## Begin

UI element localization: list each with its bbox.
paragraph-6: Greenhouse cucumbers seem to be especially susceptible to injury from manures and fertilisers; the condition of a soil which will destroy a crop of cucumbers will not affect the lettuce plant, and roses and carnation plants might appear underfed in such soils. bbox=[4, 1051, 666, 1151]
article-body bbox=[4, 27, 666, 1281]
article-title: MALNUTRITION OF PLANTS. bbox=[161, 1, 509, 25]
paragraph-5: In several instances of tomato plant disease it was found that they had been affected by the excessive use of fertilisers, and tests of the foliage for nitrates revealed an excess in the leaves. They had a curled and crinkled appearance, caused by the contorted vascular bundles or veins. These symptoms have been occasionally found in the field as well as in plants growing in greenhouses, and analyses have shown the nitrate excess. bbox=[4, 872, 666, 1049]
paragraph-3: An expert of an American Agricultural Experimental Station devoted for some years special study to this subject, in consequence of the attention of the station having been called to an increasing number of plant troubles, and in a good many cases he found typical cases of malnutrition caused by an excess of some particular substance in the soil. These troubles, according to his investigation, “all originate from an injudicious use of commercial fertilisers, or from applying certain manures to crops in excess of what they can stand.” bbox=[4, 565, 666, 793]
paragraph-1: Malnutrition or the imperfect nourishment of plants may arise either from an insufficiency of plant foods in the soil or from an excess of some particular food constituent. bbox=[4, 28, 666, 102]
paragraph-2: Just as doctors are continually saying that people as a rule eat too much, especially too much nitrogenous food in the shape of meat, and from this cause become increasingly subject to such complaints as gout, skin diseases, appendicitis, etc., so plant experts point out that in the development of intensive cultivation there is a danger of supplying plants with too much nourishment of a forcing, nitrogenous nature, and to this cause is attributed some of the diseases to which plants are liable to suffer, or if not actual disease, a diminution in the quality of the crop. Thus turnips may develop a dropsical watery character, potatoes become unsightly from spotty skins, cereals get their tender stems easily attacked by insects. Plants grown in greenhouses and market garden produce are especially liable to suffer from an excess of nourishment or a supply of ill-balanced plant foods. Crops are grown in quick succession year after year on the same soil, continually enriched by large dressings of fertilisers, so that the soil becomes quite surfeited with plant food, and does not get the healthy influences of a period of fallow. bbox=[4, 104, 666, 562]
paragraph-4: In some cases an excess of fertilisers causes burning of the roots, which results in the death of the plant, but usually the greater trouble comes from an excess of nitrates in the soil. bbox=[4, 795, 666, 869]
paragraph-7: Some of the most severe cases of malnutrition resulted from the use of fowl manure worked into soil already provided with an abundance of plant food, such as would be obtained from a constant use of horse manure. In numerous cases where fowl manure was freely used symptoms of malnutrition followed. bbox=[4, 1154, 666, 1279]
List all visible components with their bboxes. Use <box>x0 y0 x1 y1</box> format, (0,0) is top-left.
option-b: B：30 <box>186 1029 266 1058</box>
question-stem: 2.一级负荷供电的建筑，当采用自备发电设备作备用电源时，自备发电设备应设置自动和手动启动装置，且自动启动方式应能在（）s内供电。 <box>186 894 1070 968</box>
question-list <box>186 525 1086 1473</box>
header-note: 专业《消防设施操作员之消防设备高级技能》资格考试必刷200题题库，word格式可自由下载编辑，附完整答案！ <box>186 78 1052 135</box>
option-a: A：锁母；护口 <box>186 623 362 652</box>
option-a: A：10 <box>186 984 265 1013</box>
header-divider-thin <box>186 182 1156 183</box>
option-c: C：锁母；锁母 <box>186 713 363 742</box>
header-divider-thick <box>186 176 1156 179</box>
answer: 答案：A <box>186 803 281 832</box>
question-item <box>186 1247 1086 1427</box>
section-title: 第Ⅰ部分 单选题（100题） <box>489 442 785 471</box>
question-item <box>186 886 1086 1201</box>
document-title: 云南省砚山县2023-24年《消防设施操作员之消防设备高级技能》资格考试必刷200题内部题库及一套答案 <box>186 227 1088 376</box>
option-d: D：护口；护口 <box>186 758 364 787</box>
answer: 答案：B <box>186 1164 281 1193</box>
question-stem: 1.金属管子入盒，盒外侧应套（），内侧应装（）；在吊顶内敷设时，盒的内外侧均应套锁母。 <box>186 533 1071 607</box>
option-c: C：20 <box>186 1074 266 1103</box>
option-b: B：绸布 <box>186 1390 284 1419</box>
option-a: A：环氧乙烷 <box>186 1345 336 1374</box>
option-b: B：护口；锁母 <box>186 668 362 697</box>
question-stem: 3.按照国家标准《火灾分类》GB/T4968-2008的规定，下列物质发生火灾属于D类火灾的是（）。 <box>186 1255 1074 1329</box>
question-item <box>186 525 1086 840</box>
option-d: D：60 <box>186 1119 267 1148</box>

## End

Task instructions -
Extract every line above and reproduce each one verbatim, in its original order.

Reply -
UI element localization: list each with its bbox.
paragraph-6: Greenhouse cucumbers seem to be especially susceptible to injury from manures and fertilisers; the condition of a soil which will destroy a crop of cucumbers will not affect the lettuce plant, and roses and carnation plants might appear underfed in such soils. bbox=[4, 1051, 666, 1151]
article-body bbox=[4, 27, 666, 1281]
article-title: MALNUTRITION OF PLANTS. bbox=[161, 1, 509, 25]
paragraph-5: In several instances of tomato plant disease it was found that they had been affected by the excessive use of fertilisers, and tests of the foliage for nitrates revealed an excess in the leaves. They had a curled and crinkled appearance, caused by the contorted vascular bundles or veins. These symptoms have been occasionally found in the field as well as in plants growing in greenhouses, and analyses have shown the nitrate excess. bbox=[4, 872, 666, 1049]
paragraph-3: An expert of an American Agricultural Experimental Station devoted for some years special study to this subject, in consequence of the attention of the station having been called to an increasing number of plant troubles, and in a good many cases he found typical cases of malnutrition caused by an excess of some particular substance in the soil. These troubles, according to his investigation, “all originate from an injudicious use of commercial fertilisers, or from applying certain manures to crops in excess of what they can stand.” bbox=[4, 565, 666, 793]
paragraph-1: Malnutrition or the imperfect nourishment of plants may arise either from an insufficiency of plant foods in the soil or from an excess of some particular food constituent. bbox=[4, 28, 666, 102]
paragraph-2: Just as doctors are continually saying that people as a rule eat too much, especially too much nitrogenous food in the shape of meat, and from this cause become increasingly subject to such complaints as gout, skin diseases, appendicitis, etc., so plant experts point out that in the development of intensive cultivation there is a danger of supplying plants with too much nourishment of a forcing, nitrogenous nature, and to this cause is attributed some of the diseases to which plants are liable to suffer, or if not actual disease, a diminution in the quality of the crop. Thus turnips may develop a dropsical watery character, potatoes become unsightly from spotty skins, cereals get their tender stems easily attacked by insects. Plants grown in greenhouses and market garden produce are especially liable to suffer from an excess of nourishment or a supply of ill-balanced plant foods. Crops are grown in quick succession year after year on the same soil, continually enriched by large dressings of fertilisers, so that the soil becomes quite surfeited with plant food, and does not get the healthy influences of a period of fallow. bbox=[4, 104, 666, 562]
paragraph-4: In some cases an excess of fertilisers causes burning of the roots, which results in the death of the plant, but usually the greater trouble comes from an excess of nitrates in the soil. bbox=[4, 795, 666, 869]
paragraph-7: Some of the most severe cases of malnutrition resulted from the use of fowl manure worked into soil already provided with an abundance of plant food, such as would be obtained from a constant use of horse manure. In numerous cases where fowl manure was freely used symptoms of malnutrition followed. bbox=[4, 1154, 666, 1279]
List all visible components with their bboxes. Use <box>x0 y0 x1 y1</box> format, (0,0) is top-left.
option-b: B：30 <box>186 1029 266 1058</box>
question-stem: 2.一级负荷供电的建筑，当采用自备发电设备作备用电源时，自备发电设备应设置自动和手动启动装置，且自动启动方式应能在（）s内供电。 <box>186 894 1070 968</box>
question-list <box>186 525 1086 1473</box>
header-note: 专业《消防设施操作员之消防设备高级技能》资格考试必刷200题题库，word格式可自由下载编辑，附完整答案！ <box>186 78 1052 135</box>
option-a: A：锁母；护口 <box>186 623 362 652</box>
option-a: A：10 <box>186 984 265 1013</box>
header-divider-thin <box>186 182 1156 183</box>
option-c: C：锁母；锁母 <box>186 713 363 742</box>
header-divider-thick <box>186 176 1156 179</box>
answer: 答案：A <box>186 803 281 832</box>
question-item <box>186 1247 1086 1427</box>
section-title: 第Ⅰ部分 单选题（100题） <box>489 442 785 471</box>
question-item <box>186 886 1086 1201</box>
document-title: 云南省砚山县2023-24年《消防设施操作员之消防设备高级技能》资格考试必刷200题内部题库及一套答案 <box>186 227 1088 376</box>
option-d: D：护口；护口 <box>186 758 364 787</box>
answer: 答案：B <box>186 1164 281 1193</box>
question-stem: 1.金属管子入盒，盒外侧应套（），内侧应装（）；在吊顶内敷设时，盒的内外侧均应套锁母。 <box>186 533 1071 607</box>
option-c: C：20 <box>186 1074 266 1103</box>
option-b: B：绸布 <box>186 1390 284 1419</box>
option-a: A：环氧乙烷 <box>186 1345 336 1374</box>
option-b: B：护口；锁母 <box>186 668 362 697</box>
question-stem: 3.按照国家标准《火灾分类》GB/T4968-2008的规定，下列物质发生火灾属于D类火灾的是（）。 <box>186 1255 1074 1329</box>
question-item <box>186 525 1086 840</box>
option-d: D：60 <box>186 1119 267 1148</box>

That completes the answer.